- **Your objective**: Extract the full set of records that follows, word for word.

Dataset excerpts
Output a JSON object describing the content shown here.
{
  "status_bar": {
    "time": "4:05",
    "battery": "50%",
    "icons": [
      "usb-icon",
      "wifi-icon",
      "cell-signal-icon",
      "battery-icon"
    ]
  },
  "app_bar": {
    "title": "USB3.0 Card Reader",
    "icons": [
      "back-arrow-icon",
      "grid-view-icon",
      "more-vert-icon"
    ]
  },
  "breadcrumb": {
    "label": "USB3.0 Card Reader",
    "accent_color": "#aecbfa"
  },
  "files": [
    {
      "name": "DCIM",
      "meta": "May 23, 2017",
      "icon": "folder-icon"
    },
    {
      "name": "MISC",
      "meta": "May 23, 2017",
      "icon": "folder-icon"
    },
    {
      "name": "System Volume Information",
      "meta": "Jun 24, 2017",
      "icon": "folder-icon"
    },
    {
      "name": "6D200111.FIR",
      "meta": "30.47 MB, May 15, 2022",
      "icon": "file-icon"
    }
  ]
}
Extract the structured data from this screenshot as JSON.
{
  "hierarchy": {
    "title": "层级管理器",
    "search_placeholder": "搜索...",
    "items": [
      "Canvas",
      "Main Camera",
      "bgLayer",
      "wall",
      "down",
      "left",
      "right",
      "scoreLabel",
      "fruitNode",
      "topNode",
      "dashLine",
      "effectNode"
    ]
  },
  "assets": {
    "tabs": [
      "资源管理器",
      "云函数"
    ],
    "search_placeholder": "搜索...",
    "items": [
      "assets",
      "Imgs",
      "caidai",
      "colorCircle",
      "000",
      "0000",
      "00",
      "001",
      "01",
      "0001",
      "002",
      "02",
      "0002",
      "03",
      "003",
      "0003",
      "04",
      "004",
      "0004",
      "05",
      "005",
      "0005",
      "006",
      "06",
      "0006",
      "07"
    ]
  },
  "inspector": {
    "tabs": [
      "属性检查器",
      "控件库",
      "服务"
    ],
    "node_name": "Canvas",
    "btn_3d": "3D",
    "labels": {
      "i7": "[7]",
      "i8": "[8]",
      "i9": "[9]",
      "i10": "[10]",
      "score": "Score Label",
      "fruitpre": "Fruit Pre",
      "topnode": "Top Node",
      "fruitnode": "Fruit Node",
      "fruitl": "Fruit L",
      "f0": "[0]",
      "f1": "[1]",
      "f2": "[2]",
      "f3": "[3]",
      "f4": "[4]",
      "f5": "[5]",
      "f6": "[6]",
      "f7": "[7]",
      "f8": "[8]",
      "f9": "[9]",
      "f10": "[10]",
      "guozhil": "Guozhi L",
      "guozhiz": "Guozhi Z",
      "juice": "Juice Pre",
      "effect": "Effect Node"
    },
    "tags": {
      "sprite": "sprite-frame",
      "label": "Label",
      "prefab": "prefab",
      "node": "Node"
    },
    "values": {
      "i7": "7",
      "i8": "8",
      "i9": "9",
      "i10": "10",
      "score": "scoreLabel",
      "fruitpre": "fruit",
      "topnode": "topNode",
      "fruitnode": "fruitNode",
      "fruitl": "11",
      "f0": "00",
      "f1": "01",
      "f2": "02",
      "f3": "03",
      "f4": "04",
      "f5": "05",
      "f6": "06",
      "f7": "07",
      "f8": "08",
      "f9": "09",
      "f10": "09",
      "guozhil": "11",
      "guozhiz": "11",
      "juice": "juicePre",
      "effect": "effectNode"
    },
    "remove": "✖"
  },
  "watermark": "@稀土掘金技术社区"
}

- **Solution below**:
Output a JSON object describing the content shown here.
{
  "status_bar": {
    "time": "4:05",
    "battery": "50%",
    "icons": [
      "usb-icon",
      "wifi-icon",
      "cell-signal-icon",
      "battery-icon"
    ]
  },
  "app_bar": {
    "title": "USB3.0 Card Reader",
    "icons": [
      "back-arrow-icon",
      "grid-view-icon",
      "more-vert-icon"
    ]
  },
  "breadcrumb": {
    "label": "USB3.0 Card Reader",
    "accent_color": "#aecbfa"
  },
  "files": [
    {
      "name": "DCIM",
      "meta": "May 23, 2017",
      "icon": "folder-icon"
    },
    {
      "name": "MISC",
      "meta": "May 23, 2017",
      "icon": "folder-icon"
    },
    {
      "name": "System Volume Information",
      "meta": "Jun 24, 2017",
      "icon": "folder-icon"
    },
    {
      "name": "6D200111.FIR",
      "meta": "30.47 MB, May 15, 2022",
      "icon": "file-icon"
    }
  ]
}
Extract the structured data from this screenshot as JSON.
{
  "hierarchy": {
    "title": "层级管理器",
    "search_placeholder": "搜索...",
    "items": [
      "Canvas",
      "Main Camera",
      "bgLayer",
      "wall",
      "down",
      "left",
      "right",
      "scoreLabel",
      "fruitNode",
      "topNode",
      "dashLine",
      "effectNode"
    ]
  },
  "assets": {
    "tabs": [
      "资源管理器",
      "云函数"
    ],
    "search_placeholder": "搜索...",
    "items": [
      "assets",
      "Imgs",
      "caidai",
      "colorCircle",
      "000",
      "0000",
      "00",
      "001",
      "01",
      "0001",
      "002",
      "02",
      "0002",
      "03",
      "003",
      "0003",
      "04",
      "004",
      "0004",
      "05",
      "005",
      "0005",
      "006",
      "06",
      "0006",
      "07"
    ]
  },
  "inspector": {
    "tabs": [
      "属性检查器",
      "控件库",
      "服务"
    ],
    "node_name": "Canvas",
    "btn_3d": "3D",
    "labels": {
      "i7": "[7]",
      "i8": "[8]",
      "i9": "[9]",
      "i10": "[10]",
      "score": "Score Label",
      "fruitpre": "Fruit Pre",
      "topnode": "Top Node",
      "fruitnode": "Fruit Node",
      "fruitl": "Fruit L",
      "f0": "[0]",
      "f1": "[1]",
      "f2": "[2]",
      "f3": "[3]",
      "f4": "[4]",
      "f5": "[5]",
      "f6": "[6]",
      "f7": "[7]",
      "f8": "[8]",
      "f9": "[9]",
      "f10": "[10]",
      "guozhil": "Guozhi L",
      "guozhiz": "Guozhi Z",
      "juice": "Juice Pre",
      "effect": "Effect Node"
    },
    "tags": {
      "sprite": "sprite-frame",
      "label": "Label",
      "prefab": "prefab",
      "node": "Node"
    },
    "values": {
      "i7": "7",
      "i8": "8",
      "i9": "9",
      "i10": "10",
      "score": "scoreLabel",
      "fruitpre": "fruit",
      "topnode": "topNode",
      "fruitnode": "fruitNode",
      "fruitl": "11",
      "f0": "00",
      "f1": "01",
      "f2": "02",
      "f3": "03",
      "f4": "04",
      "f5": "05",
      "f6": "06",
      "f7": "07",
      "f8": "08",
      "f9": "09",
      "f10": "09",
      "guozhil": "11",
      "guozhiz": "11",
      "juice": "juicePre",
      "effect": "effectNode"
    },
    "remove": "✖"
  },
  "watermark": "@稀土掘金技术社区"
}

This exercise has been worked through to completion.